Extracted data entries:
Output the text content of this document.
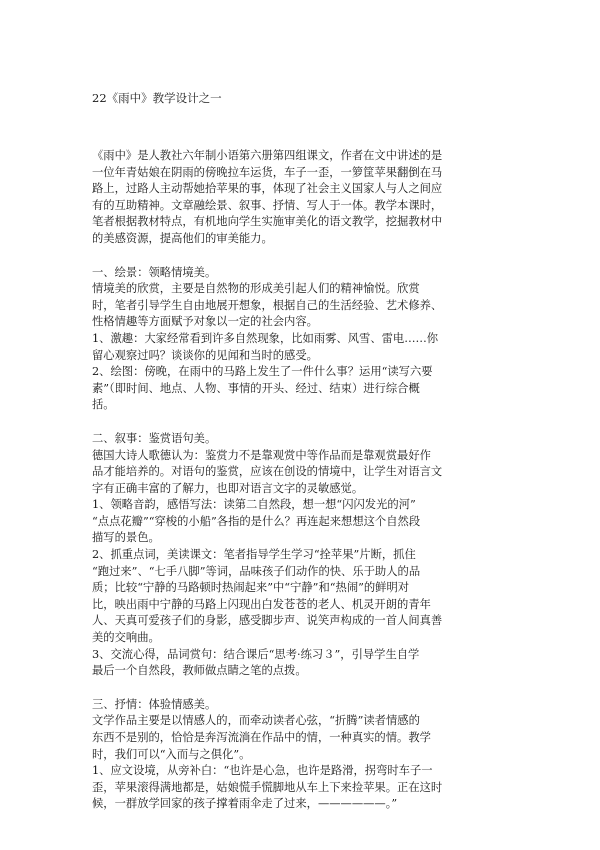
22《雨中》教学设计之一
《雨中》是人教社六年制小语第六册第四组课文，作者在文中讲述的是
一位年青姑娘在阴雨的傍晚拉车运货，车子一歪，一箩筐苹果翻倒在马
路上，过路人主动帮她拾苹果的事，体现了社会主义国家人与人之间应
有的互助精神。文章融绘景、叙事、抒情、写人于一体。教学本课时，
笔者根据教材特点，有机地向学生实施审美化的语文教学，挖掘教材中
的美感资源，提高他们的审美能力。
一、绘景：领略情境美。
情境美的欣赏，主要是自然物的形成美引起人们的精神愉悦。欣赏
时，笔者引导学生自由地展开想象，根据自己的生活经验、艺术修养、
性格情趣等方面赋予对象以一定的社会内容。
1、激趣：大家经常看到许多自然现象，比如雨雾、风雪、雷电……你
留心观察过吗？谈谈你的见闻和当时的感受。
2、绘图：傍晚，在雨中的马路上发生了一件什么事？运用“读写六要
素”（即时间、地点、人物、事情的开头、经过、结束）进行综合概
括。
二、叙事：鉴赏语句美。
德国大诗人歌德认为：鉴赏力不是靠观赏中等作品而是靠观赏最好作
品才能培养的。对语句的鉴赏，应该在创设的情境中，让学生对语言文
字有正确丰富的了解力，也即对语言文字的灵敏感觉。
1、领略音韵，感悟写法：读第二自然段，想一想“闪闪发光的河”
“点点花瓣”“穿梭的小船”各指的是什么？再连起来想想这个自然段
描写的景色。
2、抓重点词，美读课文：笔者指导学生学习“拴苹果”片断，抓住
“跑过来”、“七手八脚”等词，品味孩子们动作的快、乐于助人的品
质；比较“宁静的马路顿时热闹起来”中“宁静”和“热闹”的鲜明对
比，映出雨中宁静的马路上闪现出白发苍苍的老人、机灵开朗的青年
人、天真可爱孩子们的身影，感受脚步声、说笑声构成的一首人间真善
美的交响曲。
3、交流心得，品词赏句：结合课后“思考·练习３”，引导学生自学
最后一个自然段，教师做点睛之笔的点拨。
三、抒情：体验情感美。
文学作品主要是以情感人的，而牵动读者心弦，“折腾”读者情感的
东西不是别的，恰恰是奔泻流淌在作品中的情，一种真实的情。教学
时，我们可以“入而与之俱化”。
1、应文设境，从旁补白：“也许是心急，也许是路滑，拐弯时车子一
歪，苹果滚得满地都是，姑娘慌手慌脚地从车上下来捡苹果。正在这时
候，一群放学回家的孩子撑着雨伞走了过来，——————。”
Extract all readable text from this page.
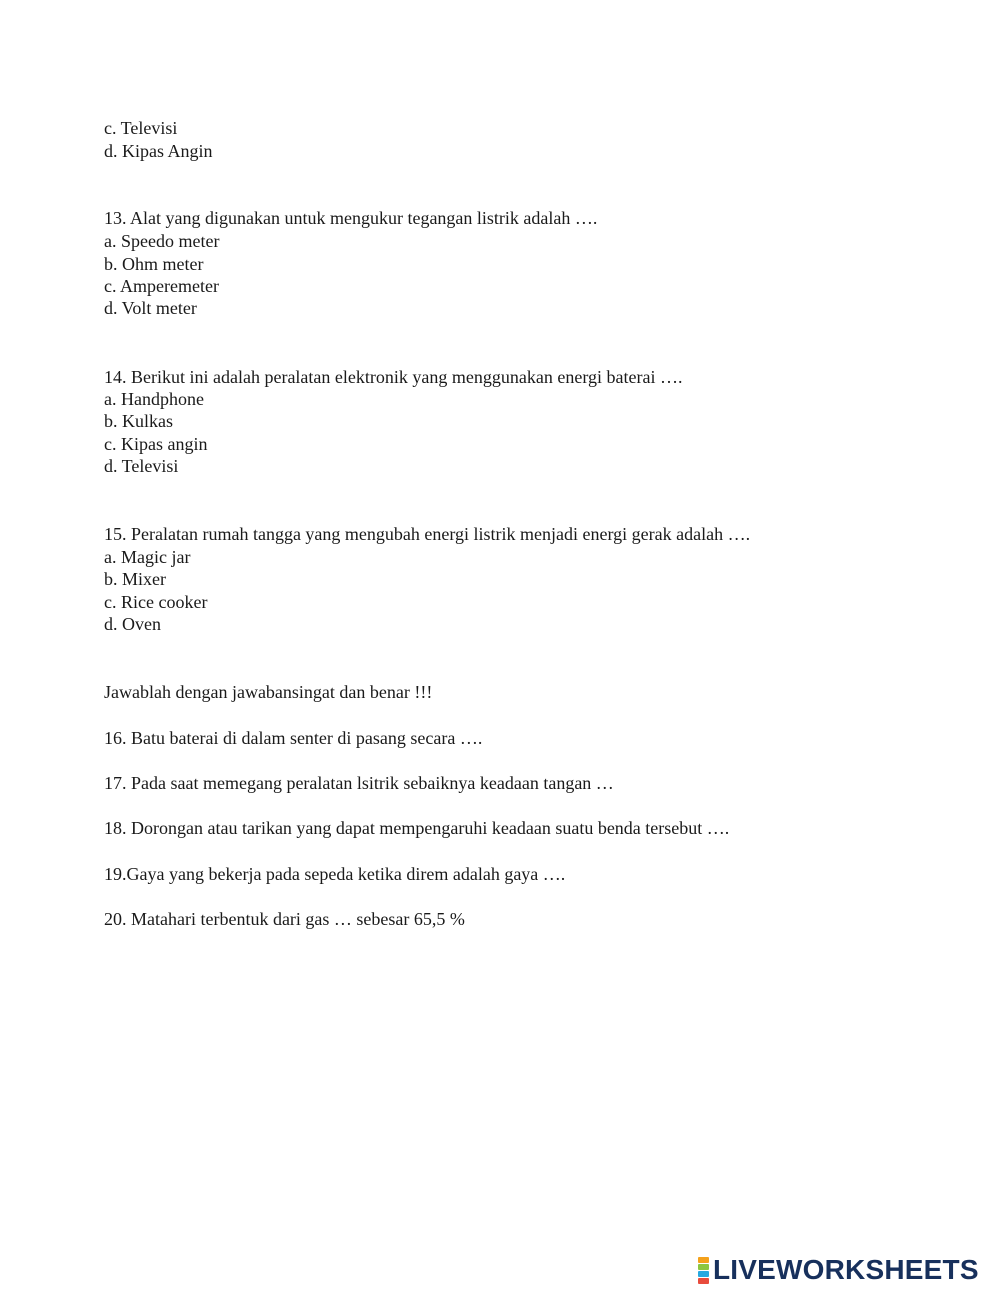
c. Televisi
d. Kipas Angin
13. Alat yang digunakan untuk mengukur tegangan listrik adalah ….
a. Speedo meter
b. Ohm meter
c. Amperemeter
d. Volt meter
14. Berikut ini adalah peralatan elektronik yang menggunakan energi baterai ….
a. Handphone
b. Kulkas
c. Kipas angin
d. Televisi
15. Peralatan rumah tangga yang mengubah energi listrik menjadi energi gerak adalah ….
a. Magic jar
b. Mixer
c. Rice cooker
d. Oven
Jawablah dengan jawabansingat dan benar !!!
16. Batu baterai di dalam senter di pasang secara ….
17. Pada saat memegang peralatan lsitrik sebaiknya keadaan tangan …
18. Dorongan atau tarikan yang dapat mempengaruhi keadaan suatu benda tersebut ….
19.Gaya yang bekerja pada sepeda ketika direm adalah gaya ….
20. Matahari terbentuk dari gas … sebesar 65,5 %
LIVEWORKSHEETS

Job
Repeat verbatim the range of lines that opens at the line containing "Extract all readable text from this page." and closes at the last line of the entries, excluding all pictures.

Completed exercise
Extract all readable text from this page.
c. Televisi
d. Kipas Angin
13. Alat yang digunakan untuk mengukur tegangan listrik adalah ….
a. Speedo meter
b. Ohm meter
c. Amperemeter
d. Volt meter
14. Berikut ini adalah peralatan elektronik yang menggunakan energi baterai ….
a. Handphone
b. Kulkas
c. Kipas angin
d. Televisi
15. Peralatan rumah tangga yang mengubah energi listrik menjadi energi gerak adalah ….
a. Magic jar
b. Mixer
c. Rice cooker
d. Oven
Jawablah dengan jawabansingat dan benar !!!
16. Batu baterai di dalam senter di pasang secara ….
17. Pada saat memegang peralatan lsitrik sebaiknya keadaan tangan …
18. Dorongan atau tarikan yang dapat mempengaruhi keadaan suatu benda tersebut ….
19.Gaya yang bekerja pada sepeda ketika direm adalah gaya ….
20. Matahari terbentuk dari gas … sebesar 65,5 %
LIVEWORKSHEETS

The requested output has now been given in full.